Make an exact copy of the lines below.

[Data records]

■ ■ ■ ■

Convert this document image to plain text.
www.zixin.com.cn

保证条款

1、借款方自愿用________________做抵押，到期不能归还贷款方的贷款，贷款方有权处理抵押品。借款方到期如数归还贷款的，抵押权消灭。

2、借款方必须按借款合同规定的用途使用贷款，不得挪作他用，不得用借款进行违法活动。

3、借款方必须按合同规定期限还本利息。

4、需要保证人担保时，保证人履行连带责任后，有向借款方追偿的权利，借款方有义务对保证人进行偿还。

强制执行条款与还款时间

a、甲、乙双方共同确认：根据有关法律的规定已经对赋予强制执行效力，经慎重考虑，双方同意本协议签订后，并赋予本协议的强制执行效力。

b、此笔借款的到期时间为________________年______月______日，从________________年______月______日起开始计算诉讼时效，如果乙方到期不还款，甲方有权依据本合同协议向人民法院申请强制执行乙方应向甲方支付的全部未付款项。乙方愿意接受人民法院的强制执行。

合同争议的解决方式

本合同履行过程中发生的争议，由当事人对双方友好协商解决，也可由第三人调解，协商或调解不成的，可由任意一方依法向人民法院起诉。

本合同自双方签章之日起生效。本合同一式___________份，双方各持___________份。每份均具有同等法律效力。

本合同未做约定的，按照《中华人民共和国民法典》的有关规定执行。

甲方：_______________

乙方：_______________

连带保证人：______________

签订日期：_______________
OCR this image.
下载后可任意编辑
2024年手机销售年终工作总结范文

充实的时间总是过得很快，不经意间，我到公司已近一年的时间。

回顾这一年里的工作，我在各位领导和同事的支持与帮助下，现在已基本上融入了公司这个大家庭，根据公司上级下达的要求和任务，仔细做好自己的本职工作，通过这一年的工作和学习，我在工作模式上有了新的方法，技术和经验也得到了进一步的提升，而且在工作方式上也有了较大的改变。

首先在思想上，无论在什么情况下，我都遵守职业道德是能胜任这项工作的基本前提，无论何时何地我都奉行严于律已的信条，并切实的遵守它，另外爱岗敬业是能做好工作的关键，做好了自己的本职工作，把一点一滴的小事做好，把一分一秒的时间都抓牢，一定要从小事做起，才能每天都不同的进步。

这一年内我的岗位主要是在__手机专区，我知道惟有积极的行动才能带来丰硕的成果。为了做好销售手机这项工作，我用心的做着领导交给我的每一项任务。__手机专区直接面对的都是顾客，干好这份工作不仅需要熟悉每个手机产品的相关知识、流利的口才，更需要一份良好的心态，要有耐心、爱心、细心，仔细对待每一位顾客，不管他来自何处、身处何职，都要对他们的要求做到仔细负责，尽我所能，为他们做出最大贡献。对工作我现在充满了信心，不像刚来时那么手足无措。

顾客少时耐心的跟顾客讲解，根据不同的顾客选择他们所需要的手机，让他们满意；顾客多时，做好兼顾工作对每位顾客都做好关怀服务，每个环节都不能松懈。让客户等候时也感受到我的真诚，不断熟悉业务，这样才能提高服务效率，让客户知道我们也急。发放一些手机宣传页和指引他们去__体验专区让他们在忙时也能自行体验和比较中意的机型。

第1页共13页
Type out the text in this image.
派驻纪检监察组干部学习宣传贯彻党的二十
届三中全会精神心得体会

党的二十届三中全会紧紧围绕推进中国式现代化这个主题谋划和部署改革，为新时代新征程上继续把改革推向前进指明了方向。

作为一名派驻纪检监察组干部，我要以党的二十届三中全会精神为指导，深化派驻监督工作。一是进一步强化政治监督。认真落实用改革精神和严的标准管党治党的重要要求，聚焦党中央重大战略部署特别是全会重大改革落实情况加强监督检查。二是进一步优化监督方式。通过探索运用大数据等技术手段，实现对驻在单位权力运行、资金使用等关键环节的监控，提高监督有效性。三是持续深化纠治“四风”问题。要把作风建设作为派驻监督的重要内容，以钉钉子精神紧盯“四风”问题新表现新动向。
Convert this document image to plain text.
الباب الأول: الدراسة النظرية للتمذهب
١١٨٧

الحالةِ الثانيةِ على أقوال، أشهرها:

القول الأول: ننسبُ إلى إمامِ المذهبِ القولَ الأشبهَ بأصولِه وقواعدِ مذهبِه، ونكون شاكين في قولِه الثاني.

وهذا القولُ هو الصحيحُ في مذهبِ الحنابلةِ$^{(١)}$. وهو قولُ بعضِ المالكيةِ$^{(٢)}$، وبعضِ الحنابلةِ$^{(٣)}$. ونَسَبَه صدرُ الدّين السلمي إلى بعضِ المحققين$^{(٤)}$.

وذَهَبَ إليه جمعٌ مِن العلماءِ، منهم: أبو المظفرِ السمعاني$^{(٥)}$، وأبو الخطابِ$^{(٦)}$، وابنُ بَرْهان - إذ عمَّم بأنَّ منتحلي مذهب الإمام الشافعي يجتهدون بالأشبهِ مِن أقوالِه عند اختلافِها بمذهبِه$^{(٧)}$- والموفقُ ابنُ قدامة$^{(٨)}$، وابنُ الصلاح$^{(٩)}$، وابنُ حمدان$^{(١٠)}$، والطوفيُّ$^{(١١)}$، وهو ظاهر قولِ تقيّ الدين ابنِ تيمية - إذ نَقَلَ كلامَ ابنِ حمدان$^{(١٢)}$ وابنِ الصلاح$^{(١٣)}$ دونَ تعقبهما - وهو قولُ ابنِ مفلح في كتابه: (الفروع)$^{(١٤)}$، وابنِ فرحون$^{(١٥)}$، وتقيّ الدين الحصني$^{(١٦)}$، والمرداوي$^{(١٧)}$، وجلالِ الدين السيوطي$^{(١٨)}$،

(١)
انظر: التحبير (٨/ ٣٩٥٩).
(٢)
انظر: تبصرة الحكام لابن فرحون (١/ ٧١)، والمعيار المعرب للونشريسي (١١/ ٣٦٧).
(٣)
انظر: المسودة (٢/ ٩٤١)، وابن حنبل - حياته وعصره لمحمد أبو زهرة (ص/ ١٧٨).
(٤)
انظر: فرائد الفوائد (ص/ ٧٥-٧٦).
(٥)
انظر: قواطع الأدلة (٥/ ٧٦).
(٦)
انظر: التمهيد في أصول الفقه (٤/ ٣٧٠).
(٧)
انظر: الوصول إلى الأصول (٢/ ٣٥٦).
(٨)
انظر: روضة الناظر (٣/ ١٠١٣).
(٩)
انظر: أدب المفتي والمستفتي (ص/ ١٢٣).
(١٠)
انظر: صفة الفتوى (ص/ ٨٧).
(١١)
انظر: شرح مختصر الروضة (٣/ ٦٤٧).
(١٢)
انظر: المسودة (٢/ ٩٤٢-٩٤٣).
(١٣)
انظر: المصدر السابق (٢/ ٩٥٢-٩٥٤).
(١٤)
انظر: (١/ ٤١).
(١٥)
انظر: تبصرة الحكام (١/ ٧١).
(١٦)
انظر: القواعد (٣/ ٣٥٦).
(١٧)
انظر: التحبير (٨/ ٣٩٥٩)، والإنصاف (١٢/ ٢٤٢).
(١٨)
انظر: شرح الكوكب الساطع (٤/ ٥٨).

■ ■ ■ ■

Answer to the task:
Convert this document image to plain text.
www.zixin.com.cn

保证条款

1、借款方自愿用________________做抵押，到期不能归还贷款方的贷款，贷款方有权处理抵押品。借款方到期如数归还贷款的，抵押权消灭。

2、借款方必须按借款合同规定的用途使用贷款，不得挪作他用，不得用借款进行违法活动。

3、借款方必须按合同规定期限还本利息。

4、需要保证人担保时，保证人履行连带责任后，有向借款方追偿的权利，借款方有义务对保证人进行偿还。

强制执行条款与还款时间

a、甲、乙双方共同确认：根据有关法律的规定已经对赋予强制执行效力，经慎重考虑，双方同意本协议签订后，并赋予本协议的强制执行效力。

b、此笔借款的到期时间为________________年______月______日，从________________年______月______日起开始计算诉讼时效，如果乙方到期不还款，甲方有权依据本合同协议向人民法院申请强制执行乙方应向甲方支付的全部未付款项。乙方愿意接受人民法院的强制执行。

合同争议的解决方式

本合同履行过程中发生的争议，由当事人对双方友好协商解决，也可由第三人调解，协商或调解不成的，可由任意一方依法向人民法院起诉。

本合同自双方签章之日起生效。本合同一式___________份，双方各持___________份。每份均具有同等法律效力。

本合同未做约定的，按照《中华人民共和国民法典》的有关规定执行。

甲方：_______________

乙方：_______________

连带保证人：______________

签订日期：_______________
OCR this image.
下载后可任意编辑
2024年手机销售年终工作总结范文

充实的时间总是过得很快，不经意间，我到公司已近一年的时间。

回顾这一年里的工作，我在各位领导和同事的支持与帮助下，现在已基本上融入了公司这个大家庭，根据公司上级下达的要求和任务，仔细做好自己的本职工作，通过这一年的工作和学习，我在工作模式上有了新的方法，技术和经验也得到了进一步的提升，而且在工作方式上也有了较大的改变。

首先在思想上，无论在什么情况下，我都遵守职业道德是能胜任这项工作的基本前提，无论何时何地我都奉行严于律已的信条，并切实的遵守它，另外爱岗敬业是能做好工作的关键，做好了自己的本职工作，把一点一滴的小事做好，把一分一秒的时间都抓牢，一定要从小事做起，才能每天都不同的进步。

这一年内我的岗位主要是在__手机专区，我知道惟有积极的行动才能带来丰硕的成果。为了做好销售手机这项工作，我用心的做着领导交给我的每一项任务。__手机专区直接面对的都是顾客，干好这份工作不仅需要熟悉每个手机产品的相关知识、流利的口才，更需要一份良好的心态，要有耐心、爱心、细心，仔细对待每一位顾客，不管他来自何处、身处何职，都要对他们的要求做到仔细负责，尽我所能，为他们做出最大贡献。对工作我现在充满了信心，不像刚来时那么手足无措。

顾客少时耐心的跟顾客讲解，根据不同的顾客选择他们所需要的手机，让他们满意；顾客多时，做好兼顾工作对每位顾客都做好关怀服务，每个环节都不能松懈。让客户等候时也感受到我的真诚，不断熟悉业务，这样才能提高服务效率，让客户知道我们也急。发放一些手机宣传页和指引他们去__体验专区让他们在忙时也能自行体验和比较中意的机型。

第1页共13页
Type out the text in this image.
派驻纪检监察组干部学习宣传贯彻党的二十
届三中全会精神心得体会

党的二十届三中全会紧紧围绕推进中国式现代化这个主题谋划和部署改革，为新时代新征程上继续把改革推向前进指明了方向。

作为一名派驻纪检监察组干部，我要以党的二十届三中全会精神为指导，深化派驻监督工作。一是进一步强化政治监督。认真落实用改革精神和严的标准管党治党的重要要求，聚焦党中央重大战略部署特别是全会重大改革落实情况加强监督检查。二是进一步优化监督方式。通过探索运用大数据等技术手段，实现对驻在单位权力运行、资金使用等关键环节的监控，提高监督有效性。三是持续深化纠治“四风”问题。要把作风建设作为派驻监督的重要内容，以钉钉子精神紧盯“四风”问题新表现新动向。
Convert this document image to plain text.
الباب الأول: الدراسة النظرية للتمذهب
١١٨٧

الحالةِ الثانيةِ على أقوال، أشهرها:

القول الأول: ننسبُ إلى إمامِ المذهبِ القولَ الأشبهَ بأصولِه وقواعدِ مذهبِه، ونكون شاكين في قولِه الثاني.

وهذا القولُ هو الصحيحُ في مذهبِ الحنابلةِ$^{(١)}$. وهو قولُ بعضِ المالكيةِ$^{(٢)}$، وبعضِ الحنابلةِ$^{(٣)}$. ونَسَبَه صدرُ الدّين السلمي إلى بعضِ المحققين$^{(٤)}$.

وذَهَبَ إليه جمعٌ مِن العلماءِ، منهم: أبو المظفرِ السمعاني$^{(٥)}$، وأبو الخطابِ$^{(٦)}$، وابنُ بَرْهان - إذ عمَّم بأنَّ منتحلي مذهب الإمام الشافعي يجتهدون بالأشبهِ مِن أقوالِه عند اختلافِها بمذهبِه$^{(٧)}$- والموفقُ ابنُ قدامة$^{(٨)}$، وابنُ الصلاح$^{(٩)}$، وابنُ حمدان$^{(١٠)}$، والطوفيُّ$^{(١١)}$، وهو ظاهر قولِ تقيّ الدين ابنِ تيمية - إذ نَقَلَ كلامَ ابنِ حمدان$^{(١٢)}$ وابنِ الصلاح$^{(١٣)}$ دونَ تعقبهما - وهو قولُ ابنِ مفلح في كتابه: (الفروع)$^{(١٤)}$، وابنِ فرحون$^{(١٥)}$، وتقيّ الدين الحصني$^{(١٦)}$، والمرداوي$^{(١٧)}$، وجلالِ الدين السيوطي$^{(١٨)}$،

(١)
انظر: التحبير (٨/ ٣٩٥٩).
(٢)
انظر: تبصرة الحكام لابن فرحون (١/ ٧١)، والمعيار المعرب للونشريسي (١١/ ٣٦٧).
(٣)
انظر: المسودة (٢/ ٩٤١)، وابن حنبل - حياته وعصره لمحمد أبو زهرة (ص/ ١٧٨).
(٤)
انظر: فرائد الفوائد (ص/ ٧٥-٧٦).
(٥)
انظر: قواطع الأدلة (٥/ ٧٦).
(٦)
انظر: التمهيد في أصول الفقه (٤/ ٣٧٠).
(٧)
انظر: الوصول إلى الأصول (٢/ ٣٥٦).
(٨)
انظر: روضة الناظر (٣/ ١٠١٣).
(٩)
انظر: أدب المفتي والمستفتي (ص/ ١٢٣).
(١٠)
انظر: صفة الفتوى (ص/ ٨٧).
(١١)
انظر: شرح مختصر الروضة (٣/ ٦٤٧).
(١٢)
انظر: المسودة (٢/ ٩٤٢-٩٤٣).
(١٣)
انظر: المصدر السابق (٢/ ٩٥٢-٩٥٤).
(١٤)
انظر: (١/ ٤١).
(١٥)
انظر: تبصرة الحكام (١/ ٧١).
(١٦)
انظر: القواعد (٣/ ٣٥٦).
(١٧)
انظر: التحبير (٨/ ٣٩٥٩)، والإنصاف (١٢/ ٢٤٢).
(١٨)
انظر: شرح الكوكب الساطع (٤/ ٥٨).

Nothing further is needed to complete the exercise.